▶ _SOURCE RECORDS_:
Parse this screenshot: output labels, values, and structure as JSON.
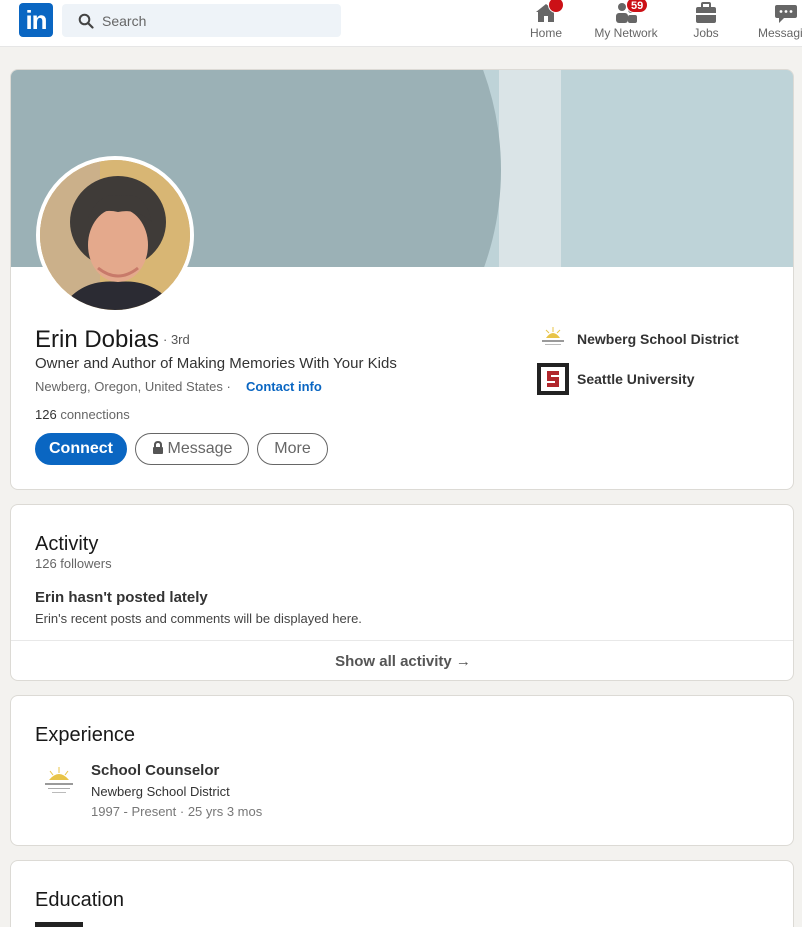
{
  "nav": {
    "search_placeholder": "Search",
    "items": [
      {
        "label": "Home",
        "badge": ""
      },
      {
        "label": "My Network",
        "badge": "59"
      },
      {
        "label": "Jobs",
        "badge": ""
      },
      {
        "label": "Messaging",
        "badge": ""
      }
    ]
  },
  "profile": {
    "name": "Erin Dobias",
    "degree": "· 3rd",
    "headline": "Owner and Author of Making Memories With Your Kids",
    "location": "Newberg, Oregon, United States ·",
    "contact_info": "Contact info",
    "connections_count": "126",
    "connections_label": "connections",
    "buttons": {
      "connect": "Connect",
      "message": "Message",
      "more": "More"
    },
    "orgs": [
      "Newberg School District",
      "Seattle University"
    ]
  },
  "activity": {
    "title": "Activity",
    "followers": "126 followers",
    "empty_title": "Erin hasn't posted lately",
    "empty_desc": "Erin's recent posts and comments will be displayed here.",
    "show_all": "Show all activity →"
  },
  "experience": {
    "title": "Experience",
    "items": [
      {
        "title": "School Counselor",
        "org": "Newberg School District",
        "dates": "1997 - Present · 25 yrs 3 mos"
      }
    ]
  },
  "education": {
    "title": "Education"
  },
  "colors": {
    "brand": "#0a66c2",
    "badge": "#cc1016"
  }
}
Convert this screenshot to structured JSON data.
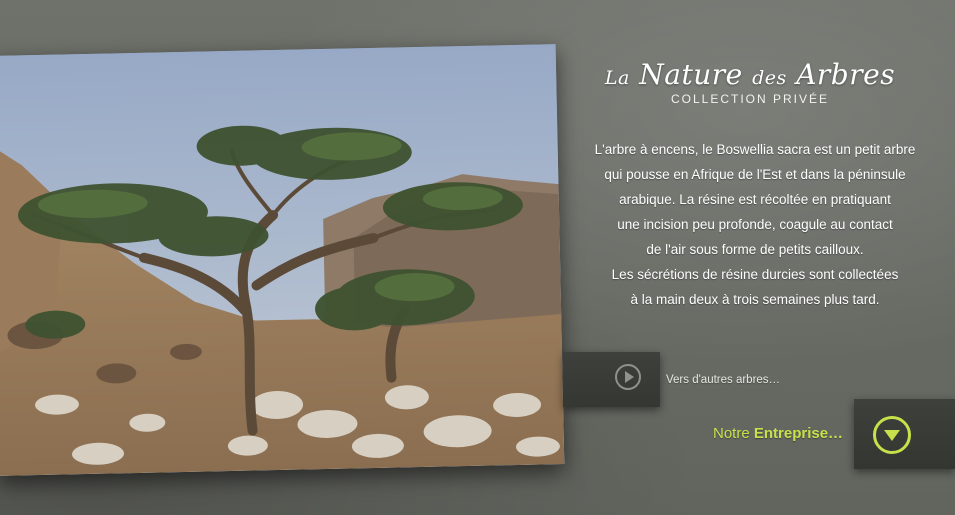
{
  "header": {
    "title_part1": "La",
    "title_part2": "Nature",
    "title_part3": "des",
    "title_part4": "Arbres",
    "subtitle": "COLLECTION PRIVÉE"
  },
  "description": {
    "lines": [
      "L'arbre à encens, le Boswellia sacra est un petit arbre",
      "qui pousse en Afrique de l'Est et dans la péninsule",
      "arabique. La résine est récoltée en pratiquant",
      "une incision peu profonde, coagule au contact",
      "de l'air sous forme de petits cailloux.",
      "Les sécrétions de résine durcies sont collectées",
      "à la main deux à trois semaines plus tard."
    ]
  },
  "links": {
    "video_label": "Vers d'autres arbres…",
    "company_prefix": "Notre ",
    "company_bold": "Entreprise…"
  },
  "icons": {
    "play": "play-icon",
    "down": "down-arrow-icon"
  },
  "colors": {
    "accent": "#c7e14b",
    "background": "#6a6c66",
    "button": "#3a3c38"
  }
}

▶ _SET PROBLEM_: Do not include pictures. Copy only the lines running from the line with "Convert this screenshot" through the last line of the records, exactly as they appear.

▶ _WORKED ANSWER_:
Convert this screenshot to structured JSON data.
{
  "header": {
    "title_part1": "La",
    "title_part2": "Nature",
    "title_part3": "des",
    "title_part4": "Arbres",
    "subtitle": "COLLECTION PRIVÉE"
  },
  "description": {
    "lines": [
      "L'arbre à encens, le Boswellia sacra est un petit arbre",
      "qui pousse en Afrique de l'Est et dans la péninsule",
      "arabique. La résine est récoltée en pratiquant",
      "une incision peu profonde, coagule au contact",
      "de l'air sous forme de petits cailloux.",
      "Les sécrétions de résine durcies sont collectées",
      "à la main deux à trois semaines plus tard."
    ]
  },
  "links": {
    "video_label": "Vers d'autres arbres…",
    "company_prefix": "Notre ",
    "company_bold": "Entreprise…"
  },
  "icons": {
    "play": "play-icon",
    "down": "down-arrow-icon"
  },
  "colors": {
    "accent": "#c7e14b",
    "background": "#6a6c66",
    "button": "#3a3c38"
  }
}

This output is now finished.